Data records
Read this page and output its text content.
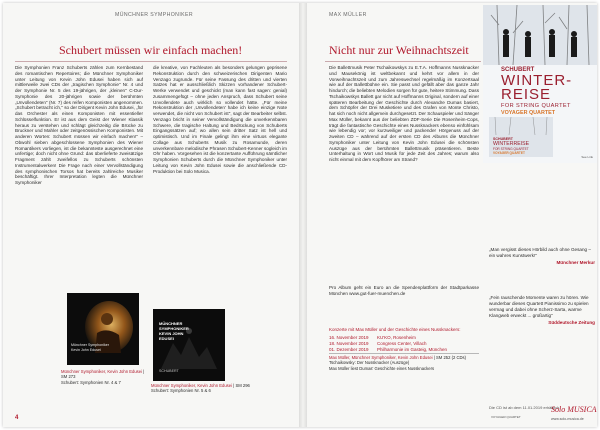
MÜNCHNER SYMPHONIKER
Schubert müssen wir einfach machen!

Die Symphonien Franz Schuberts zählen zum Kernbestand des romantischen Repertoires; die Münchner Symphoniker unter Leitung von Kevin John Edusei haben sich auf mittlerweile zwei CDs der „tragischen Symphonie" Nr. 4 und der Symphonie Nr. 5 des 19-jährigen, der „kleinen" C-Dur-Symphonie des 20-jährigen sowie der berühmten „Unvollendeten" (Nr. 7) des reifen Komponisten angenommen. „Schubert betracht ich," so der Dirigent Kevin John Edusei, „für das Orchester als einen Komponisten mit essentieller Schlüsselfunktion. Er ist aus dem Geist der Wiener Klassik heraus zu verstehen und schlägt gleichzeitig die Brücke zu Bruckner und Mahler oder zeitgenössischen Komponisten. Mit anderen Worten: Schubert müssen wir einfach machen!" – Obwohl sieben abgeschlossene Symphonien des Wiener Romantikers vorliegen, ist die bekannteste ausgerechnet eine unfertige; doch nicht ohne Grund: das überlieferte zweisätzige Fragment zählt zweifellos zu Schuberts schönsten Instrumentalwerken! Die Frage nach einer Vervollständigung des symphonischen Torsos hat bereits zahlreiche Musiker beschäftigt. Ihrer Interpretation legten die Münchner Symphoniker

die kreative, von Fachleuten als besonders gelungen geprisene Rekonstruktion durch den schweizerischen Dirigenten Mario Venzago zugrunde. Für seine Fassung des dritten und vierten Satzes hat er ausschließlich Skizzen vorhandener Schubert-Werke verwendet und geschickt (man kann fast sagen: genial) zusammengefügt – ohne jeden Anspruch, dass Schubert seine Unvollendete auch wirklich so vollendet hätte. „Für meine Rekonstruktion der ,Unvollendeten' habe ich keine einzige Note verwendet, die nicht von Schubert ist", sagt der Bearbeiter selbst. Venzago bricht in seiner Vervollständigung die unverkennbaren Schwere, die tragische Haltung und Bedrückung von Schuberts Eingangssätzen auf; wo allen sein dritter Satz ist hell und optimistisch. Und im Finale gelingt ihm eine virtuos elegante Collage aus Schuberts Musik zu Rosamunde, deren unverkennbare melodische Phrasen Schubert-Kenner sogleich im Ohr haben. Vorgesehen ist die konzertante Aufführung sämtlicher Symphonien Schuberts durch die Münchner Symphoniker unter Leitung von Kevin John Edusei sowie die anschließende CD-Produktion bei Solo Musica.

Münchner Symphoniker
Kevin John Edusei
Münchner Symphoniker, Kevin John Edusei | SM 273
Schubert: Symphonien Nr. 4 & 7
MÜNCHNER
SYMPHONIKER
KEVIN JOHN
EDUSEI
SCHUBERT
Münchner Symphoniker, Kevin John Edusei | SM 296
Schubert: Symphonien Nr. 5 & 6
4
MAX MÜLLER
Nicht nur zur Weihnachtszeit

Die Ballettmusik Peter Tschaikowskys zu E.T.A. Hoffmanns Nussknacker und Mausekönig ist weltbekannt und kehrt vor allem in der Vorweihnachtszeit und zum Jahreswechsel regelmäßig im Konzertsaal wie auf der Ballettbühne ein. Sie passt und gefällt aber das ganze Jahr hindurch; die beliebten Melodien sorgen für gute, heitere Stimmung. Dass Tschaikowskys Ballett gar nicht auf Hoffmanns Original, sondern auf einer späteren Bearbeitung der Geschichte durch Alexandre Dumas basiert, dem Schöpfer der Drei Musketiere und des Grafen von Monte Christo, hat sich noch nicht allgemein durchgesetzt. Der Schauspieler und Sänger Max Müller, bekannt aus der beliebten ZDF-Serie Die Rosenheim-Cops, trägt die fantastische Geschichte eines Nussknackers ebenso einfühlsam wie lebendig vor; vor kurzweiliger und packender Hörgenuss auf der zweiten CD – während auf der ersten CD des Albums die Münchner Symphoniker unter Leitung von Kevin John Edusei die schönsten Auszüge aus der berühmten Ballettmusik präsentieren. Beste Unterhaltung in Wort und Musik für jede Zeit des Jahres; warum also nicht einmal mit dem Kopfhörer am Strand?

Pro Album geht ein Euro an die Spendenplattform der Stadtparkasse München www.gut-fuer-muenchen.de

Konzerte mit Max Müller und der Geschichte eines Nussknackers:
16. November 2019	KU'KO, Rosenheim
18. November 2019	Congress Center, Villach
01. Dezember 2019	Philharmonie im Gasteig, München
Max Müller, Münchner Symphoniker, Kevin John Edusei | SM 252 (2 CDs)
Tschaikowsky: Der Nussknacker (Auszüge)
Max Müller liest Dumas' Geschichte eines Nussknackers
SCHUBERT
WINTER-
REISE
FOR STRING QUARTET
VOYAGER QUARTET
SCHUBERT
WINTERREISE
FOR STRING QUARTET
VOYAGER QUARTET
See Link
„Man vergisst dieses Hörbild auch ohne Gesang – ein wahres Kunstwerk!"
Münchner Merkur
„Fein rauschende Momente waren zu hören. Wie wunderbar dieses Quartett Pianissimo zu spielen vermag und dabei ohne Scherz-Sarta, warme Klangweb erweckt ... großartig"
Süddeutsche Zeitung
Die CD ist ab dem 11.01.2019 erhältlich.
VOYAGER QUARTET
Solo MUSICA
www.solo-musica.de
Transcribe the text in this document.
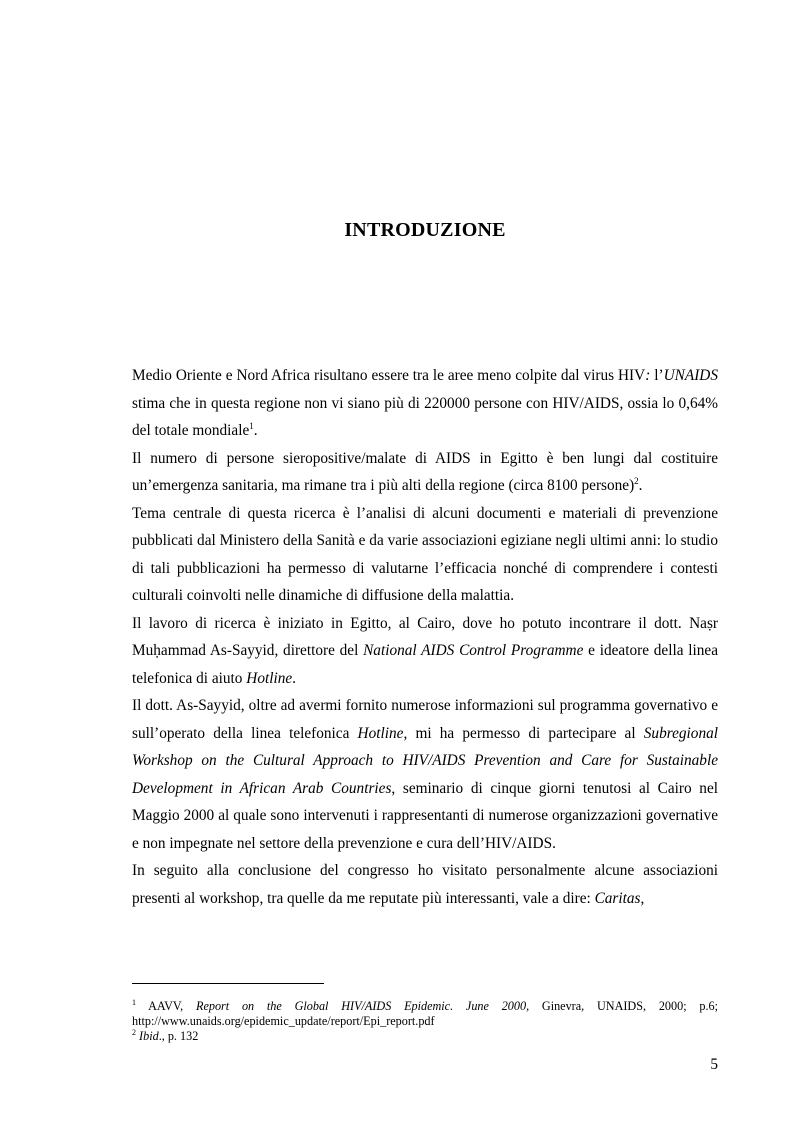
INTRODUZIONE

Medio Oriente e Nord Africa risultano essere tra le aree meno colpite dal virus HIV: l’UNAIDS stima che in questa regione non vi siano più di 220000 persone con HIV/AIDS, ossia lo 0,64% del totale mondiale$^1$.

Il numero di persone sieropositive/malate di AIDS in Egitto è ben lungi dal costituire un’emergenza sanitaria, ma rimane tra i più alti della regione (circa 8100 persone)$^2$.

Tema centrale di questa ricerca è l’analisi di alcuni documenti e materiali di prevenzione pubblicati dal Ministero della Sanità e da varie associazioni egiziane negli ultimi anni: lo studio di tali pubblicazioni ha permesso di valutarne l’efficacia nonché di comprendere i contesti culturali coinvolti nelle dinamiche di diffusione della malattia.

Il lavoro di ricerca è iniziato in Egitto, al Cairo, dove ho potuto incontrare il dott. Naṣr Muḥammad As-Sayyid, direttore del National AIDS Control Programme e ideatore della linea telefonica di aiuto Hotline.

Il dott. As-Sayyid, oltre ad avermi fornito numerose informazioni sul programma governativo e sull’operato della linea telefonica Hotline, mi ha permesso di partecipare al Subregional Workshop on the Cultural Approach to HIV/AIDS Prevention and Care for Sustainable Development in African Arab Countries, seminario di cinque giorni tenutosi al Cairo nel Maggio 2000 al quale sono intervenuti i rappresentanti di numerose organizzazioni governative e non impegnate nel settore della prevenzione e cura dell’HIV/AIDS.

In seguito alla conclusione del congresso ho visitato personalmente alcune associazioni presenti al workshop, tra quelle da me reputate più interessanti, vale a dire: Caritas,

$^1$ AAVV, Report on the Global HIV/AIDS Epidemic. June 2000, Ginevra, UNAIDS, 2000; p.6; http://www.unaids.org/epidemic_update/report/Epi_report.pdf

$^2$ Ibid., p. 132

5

== YOUR INSTRUCTIONS ==
Without the pictures, reproduce every record exactly as it appears above.

== ANSWER BOX ==
Read this page and output its text content.
MÜNCHNER SYMPHONIKER
Schubert müssen wir einfach machen!

Die Symphonien Franz Schuberts zählen zum Kernbestand des romantischen Repertoires; die Münchner Symphoniker unter Leitung von Kevin John Edusei haben sich auf mittlerweile zwei CDs der „tragischen Symphonie" Nr. 4 und der Symphonie Nr. 5 des 19-jährigen, der „kleinen" C-Dur-Symphonie des 20-jährigen sowie der berühmten „Unvollendeten" (Nr. 7) des reifen Komponisten angenommen. „Schubert betracht ich," so der Dirigent Kevin John Edusei, „für das Orchester als einen Komponisten mit essentieller Schlüsselfunktion. Er ist aus dem Geist der Wiener Klassik heraus zu verstehen und schlägt gleichzeitig die Brücke zu Bruckner und Mahler oder zeitgenössischen Komponisten. Mit anderen Worten: Schubert müssen wir einfach machen!" – Obwohl sieben abgeschlossene Symphonien des Wiener Romantikers vorliegen, ist die bekannteste ausgerechnet eine unfertige; doch nicht ohne Grund: das überlieferte zweisätzige Fragment zählt zweifellos zu Schuberts schönsten Instrumentalwerken! Die Frage nach einer Vervollständigung des symphonischen Torsos hat bereits zahlreiche Musiker beschäftigt. Ihrer Interpretation legten die Münchner Symphoniker

die kreative, von Fachleuten als besonders gelungen geprisene Rekonstruktion durch den schweizerischen Dirigenten Mario Venzago zugrunde. Für seine Fassung des dritten und vierten Satzes hat er ausschließlich Skizzen vorhandener Schubert-Werke verwendet und geschickt (man kann fast sagen: genial) zusammengefügt – ohne jeden Anspruch, dass Schubert seine Unvollendete auch wirklich so vollendet hätte. „Für meine Rekonstruktion der ,Unvollendeten' habe ich keine einzige Note verwendet, die nicht von Schubert ist", sagt der Bearbeiter selbst. Venzago bricht in seiner Vervollständigung die unverkennbaren Schwere, die tragische Haltung und Bedrückung von Schuberts Eingangssätzen auf; wo allen sein dritter Satz ist hell und optimistisch. Und im Finale gelingt ihm eine virtuos elegante Collage aus Schuberts Musik zu Rosamunde, deren unverkennbare melodische Phrasen Schubert-Kenner sogleich im Ohr haben. Vorgesehen ist die konzertante Aufführung sämtlicher Symphonien Schuberts durch die Münchner Symphoniker unter Leitung von Kevin John Edusei sowie die anschließende CD-Produktion bei Solo Musica.

Münchner Symphoniker
Kevin John Edusei
Münchner Symphoniker, Kevin John Edusei | SM 273
Schubert: Symphonien Nr. 4 & 7
MÜNCHNER
SYMPHONIKER
KEVIN JOHN
EDUSEI
SCHUBERT
Münchner Symphoniker, Kevin John Edusei | SM 296
Schubert: Symphonien Nr. 5 & 6
4
MAX MÜLLER
Nicht nur zur Weihnachtszeit

Die Ballettmusik Peter Tschaikowskys zu E.T.A. Hoffmanns Nussknacker und Mausekönig ist weltbekannt und kehrt vor allem in der Vorweihnachtszeit und zum Jahreswechsel regelmäßig im Konzertsaal wie auf der Ballettbühne ein. Sie passt und gefällt aber das ganze Jahr hindurch; die beliebten Melodien sorgen für gute, heitere Stimmung. Dass Tschaikowskys Ballett gar nicht auf Hoffmanns Original, sondern auf einer späteren Bearbeitung der Geschichte durch Alexandre Dumas basiert, dem Schöpfer der Drei Musketiere und des Grafen von Monte Christo, hat sich noch nicht allgemein durchgesetzt. Der Schauspieler und Sänger Max Müller, bekannt aus der beliebten ZDF-Serie Die Rosenheim-Cops, trägt die fantastische Geschichte eines Nussknackers ebenso einfühlsam wie lebendig vor; vor kurzweiliger und packender Hörgenuss auf der zweiten CD – während auf der ersten CD des Albums die Münchner Symphoniker unter Leitung von Kevin John Edusei die schönsten Auszüge aus der berühmten Ballettmusik präsentieren. Beste Unterhaltung in Wort und Musik für jede Zeit des Jahres; warum also nicht einmal mit dem Kopfhörer am Strand?

Pro Album geht ein Euro an die Spendenplattform der Stadtparkasse München www.gut-fuer-muenchen.de

Konzerte mit Max Müller und der Geschichte eines Nussknackers:
16. November 2019	KU'KO, Rosenheim
18. November 2019	Congress Center, Villach
01. Dezember 2019	Philharmonie im Gasteig, München
Max Müller, Münchner Symphoniker, Kevin John Edusei | SM 252 (2 CDs)
Tschaikowsky: Der Nussknacker (Auszüge)
Max Müller liest Dumas' Geschichte eines Nussknackers
SCHUBERT
WINTER-
REISE
FOR STRING QUARTET
VOYAGER QUARTET
SCHUBERT
WINTERREISE
FOR STRING QUARTET
VOYAGER QUARTET
See Link
„Man vergisst dieses Hörbild auch ohne Gesang – ein wahres Kunstwerk!"
Münchner Merkur
„Fein rauschende Momente waren zu hören. Wie wunderbar dieses Quartett Pianissimo zu spielen vermag und dabei ohne Scherz-Sarta, warme Klangweb erweckt ... großartig"
Süddeutsche Zeitung
Die CD ist ab dem 11.01.2019 erhältlich.
VOYAGER QUARTET
Solo MUSICA
www.solo-musica.de
Transcribe the text in this document.
INTRODUZIONE

Medio Oriente e Nord Africa risultano essere tra le aree meno colpite dal virus HIV: l’UNAIDS stima che in questa regione non vi siano più di 220000 persone con HIV/AIDS, ossia lo 0,64% del totale mondiale$^1$.

Il numero di persone sieropositive/malate di AIDS in Egitto è ben lungi dal costituire un’emergenza sanitaria, ma rimane tra i più alti della regione (circa 8100 persone)$^2$.

Tema centrale di questa ricerca è l’analisi di alcuni documenti e materiali di prevenzione pubblicati dal Ministero della Sanità e da varie associazioni egiziane negli ultimi anni: lo studio di tali pubblicazioni ha permesso di valutarne l’efficacia nonché di comprendere i contesti culturali coinvolti nelle dinamiche di diffusione della malattia.

Il lavoro di ricerca è iniziato in Egitto, al Cairo, dove ho potuto incontrare il dott. Naṣr Muḥammad As-Sayyid, direttore del National AIDS Control Programme e ideatore della linea telefonica di aiuto Hotline.

Il dott. As-Sayyid, oltre ad avermi fornito numerose informazioni sul programma governativo e sull’operato della linea telefonica Hotline, mi ha permesso di partecipare al Subregional Workshop on the Cultural Approach to HIV/AIDS Prevention and Care for Sustainable Development in African Arab Countries, seminario di cinque giorni tenutosi al Cairo nel Maggio 2000 al quale sono intervenuti i rappresentanti di numerose organizzazioni governative e non impegnate nel settore della prevenzione e cura dell’HIV/AIDS.

In seguito alla conclusione del congresso ho visitato personalmente alcune associazioni presenti al workshop, tra quelle da me reputate più interessanti, vale a dire: Caritas,

$^1$ AAVV, Report on the Global HIV/AIDS Epidemic. June 2000, Ginevra, UNAIDS, 2000; p.6; http://www.unaids.org/epidemic_update/report/Epi_report.pdf

$^2$ Ibid., p. 132

5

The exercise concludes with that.